>> start RECORDS FOR THE TASK

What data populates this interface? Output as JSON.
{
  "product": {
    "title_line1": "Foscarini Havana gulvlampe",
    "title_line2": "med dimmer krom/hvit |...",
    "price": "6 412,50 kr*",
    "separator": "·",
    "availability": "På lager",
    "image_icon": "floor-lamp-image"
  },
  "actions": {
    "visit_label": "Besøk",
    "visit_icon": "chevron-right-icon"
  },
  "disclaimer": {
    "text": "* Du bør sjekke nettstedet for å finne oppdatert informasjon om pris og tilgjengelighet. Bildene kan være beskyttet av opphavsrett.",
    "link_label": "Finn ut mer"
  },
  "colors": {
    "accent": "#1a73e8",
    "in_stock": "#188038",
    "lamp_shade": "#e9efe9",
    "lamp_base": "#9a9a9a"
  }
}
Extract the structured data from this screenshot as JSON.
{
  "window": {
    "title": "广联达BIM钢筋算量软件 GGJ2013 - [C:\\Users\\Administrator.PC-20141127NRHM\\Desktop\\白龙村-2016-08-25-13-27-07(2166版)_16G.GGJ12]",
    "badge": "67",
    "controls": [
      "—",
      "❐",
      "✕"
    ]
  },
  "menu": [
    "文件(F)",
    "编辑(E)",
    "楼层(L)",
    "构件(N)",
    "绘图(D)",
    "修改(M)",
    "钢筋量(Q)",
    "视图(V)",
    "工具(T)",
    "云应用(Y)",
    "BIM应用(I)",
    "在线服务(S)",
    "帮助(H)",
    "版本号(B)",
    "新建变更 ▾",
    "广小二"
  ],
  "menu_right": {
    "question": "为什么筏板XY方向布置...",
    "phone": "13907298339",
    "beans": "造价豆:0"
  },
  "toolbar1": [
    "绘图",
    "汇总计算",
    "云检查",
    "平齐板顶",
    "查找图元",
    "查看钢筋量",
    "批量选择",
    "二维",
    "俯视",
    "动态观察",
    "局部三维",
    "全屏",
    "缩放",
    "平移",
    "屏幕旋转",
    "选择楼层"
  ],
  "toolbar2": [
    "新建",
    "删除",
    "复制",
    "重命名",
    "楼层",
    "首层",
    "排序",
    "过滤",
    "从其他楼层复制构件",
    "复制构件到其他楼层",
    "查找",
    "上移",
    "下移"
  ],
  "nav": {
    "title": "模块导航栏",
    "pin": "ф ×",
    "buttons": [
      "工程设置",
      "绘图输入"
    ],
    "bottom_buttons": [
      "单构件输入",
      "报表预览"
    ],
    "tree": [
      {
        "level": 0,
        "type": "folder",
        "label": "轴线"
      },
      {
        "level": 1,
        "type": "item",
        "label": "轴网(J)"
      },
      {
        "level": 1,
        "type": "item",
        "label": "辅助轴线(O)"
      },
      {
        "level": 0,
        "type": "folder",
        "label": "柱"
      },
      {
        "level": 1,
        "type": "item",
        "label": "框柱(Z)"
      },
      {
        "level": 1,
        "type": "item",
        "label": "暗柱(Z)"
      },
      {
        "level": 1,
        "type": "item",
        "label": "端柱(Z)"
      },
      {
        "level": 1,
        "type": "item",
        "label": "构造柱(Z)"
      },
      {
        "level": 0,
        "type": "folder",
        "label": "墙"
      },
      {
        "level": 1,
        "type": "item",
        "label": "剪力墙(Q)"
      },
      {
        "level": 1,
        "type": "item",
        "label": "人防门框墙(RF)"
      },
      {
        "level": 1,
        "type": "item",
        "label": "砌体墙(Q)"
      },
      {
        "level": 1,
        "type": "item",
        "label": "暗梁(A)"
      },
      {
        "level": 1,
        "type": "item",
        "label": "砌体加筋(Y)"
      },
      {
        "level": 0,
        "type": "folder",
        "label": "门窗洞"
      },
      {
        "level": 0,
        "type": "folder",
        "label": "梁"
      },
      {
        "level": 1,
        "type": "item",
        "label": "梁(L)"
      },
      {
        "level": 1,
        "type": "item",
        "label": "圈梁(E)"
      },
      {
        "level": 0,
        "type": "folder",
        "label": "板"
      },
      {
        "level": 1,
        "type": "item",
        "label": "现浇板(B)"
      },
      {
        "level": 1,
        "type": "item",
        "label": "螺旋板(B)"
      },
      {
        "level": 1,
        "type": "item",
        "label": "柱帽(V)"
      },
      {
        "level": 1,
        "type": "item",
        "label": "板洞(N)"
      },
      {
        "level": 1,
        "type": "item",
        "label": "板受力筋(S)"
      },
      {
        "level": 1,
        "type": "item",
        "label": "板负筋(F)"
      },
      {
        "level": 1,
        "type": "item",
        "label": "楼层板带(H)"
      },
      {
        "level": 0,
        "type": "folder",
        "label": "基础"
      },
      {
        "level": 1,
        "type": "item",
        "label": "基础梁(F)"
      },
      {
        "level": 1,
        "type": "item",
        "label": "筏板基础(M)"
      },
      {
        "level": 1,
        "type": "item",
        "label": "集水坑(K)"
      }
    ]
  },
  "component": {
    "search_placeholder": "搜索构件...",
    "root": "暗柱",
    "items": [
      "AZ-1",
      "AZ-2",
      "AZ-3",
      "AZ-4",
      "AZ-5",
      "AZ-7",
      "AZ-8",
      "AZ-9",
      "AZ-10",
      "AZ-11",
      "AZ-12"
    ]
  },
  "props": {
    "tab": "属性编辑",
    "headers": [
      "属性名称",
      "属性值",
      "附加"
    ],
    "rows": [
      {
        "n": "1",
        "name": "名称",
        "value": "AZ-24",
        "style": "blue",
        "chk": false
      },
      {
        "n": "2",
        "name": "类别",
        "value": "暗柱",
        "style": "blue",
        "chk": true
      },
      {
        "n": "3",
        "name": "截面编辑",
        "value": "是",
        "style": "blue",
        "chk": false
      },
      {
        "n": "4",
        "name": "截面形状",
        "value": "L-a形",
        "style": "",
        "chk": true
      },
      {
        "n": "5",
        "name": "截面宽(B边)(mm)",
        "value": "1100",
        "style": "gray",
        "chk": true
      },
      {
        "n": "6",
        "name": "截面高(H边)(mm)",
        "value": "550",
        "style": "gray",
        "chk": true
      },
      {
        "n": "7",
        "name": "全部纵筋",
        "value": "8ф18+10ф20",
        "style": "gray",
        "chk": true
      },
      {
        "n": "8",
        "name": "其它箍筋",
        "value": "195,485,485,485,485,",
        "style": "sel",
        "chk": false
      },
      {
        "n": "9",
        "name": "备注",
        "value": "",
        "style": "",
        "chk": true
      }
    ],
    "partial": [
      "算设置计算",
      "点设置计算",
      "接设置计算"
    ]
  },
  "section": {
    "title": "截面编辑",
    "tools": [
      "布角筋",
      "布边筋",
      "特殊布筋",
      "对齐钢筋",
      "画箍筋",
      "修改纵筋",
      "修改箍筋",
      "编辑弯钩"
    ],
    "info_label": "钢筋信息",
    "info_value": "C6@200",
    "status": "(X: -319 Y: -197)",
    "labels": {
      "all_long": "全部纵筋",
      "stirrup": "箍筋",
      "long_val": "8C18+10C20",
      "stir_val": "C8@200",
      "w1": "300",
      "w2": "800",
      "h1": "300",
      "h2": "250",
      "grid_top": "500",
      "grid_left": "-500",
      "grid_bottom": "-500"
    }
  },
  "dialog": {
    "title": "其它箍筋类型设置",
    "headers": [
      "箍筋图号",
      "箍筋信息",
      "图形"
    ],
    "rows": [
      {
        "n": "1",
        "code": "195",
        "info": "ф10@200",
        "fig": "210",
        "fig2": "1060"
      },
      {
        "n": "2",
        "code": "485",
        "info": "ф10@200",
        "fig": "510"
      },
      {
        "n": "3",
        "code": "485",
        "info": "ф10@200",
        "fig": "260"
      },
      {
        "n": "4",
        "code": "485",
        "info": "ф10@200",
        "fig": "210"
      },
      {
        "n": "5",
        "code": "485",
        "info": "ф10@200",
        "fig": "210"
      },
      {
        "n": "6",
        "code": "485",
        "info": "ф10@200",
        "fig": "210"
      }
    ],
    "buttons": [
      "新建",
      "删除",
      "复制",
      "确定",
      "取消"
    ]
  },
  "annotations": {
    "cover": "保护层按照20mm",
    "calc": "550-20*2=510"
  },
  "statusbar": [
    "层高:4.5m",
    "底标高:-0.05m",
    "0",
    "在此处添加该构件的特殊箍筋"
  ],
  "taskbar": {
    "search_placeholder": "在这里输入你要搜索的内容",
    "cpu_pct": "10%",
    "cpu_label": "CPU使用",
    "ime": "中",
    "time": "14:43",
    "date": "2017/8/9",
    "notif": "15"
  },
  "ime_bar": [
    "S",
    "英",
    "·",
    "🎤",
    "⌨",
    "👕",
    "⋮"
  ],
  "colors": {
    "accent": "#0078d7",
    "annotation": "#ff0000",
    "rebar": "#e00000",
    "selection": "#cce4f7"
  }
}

>> end RECORDS FOR THE TASK

TO DO. Scan the material above for the string "name" and return the lines that hold it.

RESPONSE TO THE EXERCISE.
        "name": "名称",
        "name": "类别",
        "name": "截面编辑",
        "name": "截面形状",
        "name": "截面宽(B边)(mm)",
        "name": "截面高(H边)(mm)",
        "name": "全部纵筋",
        "name": "其它箍筋",
        "name": "备注",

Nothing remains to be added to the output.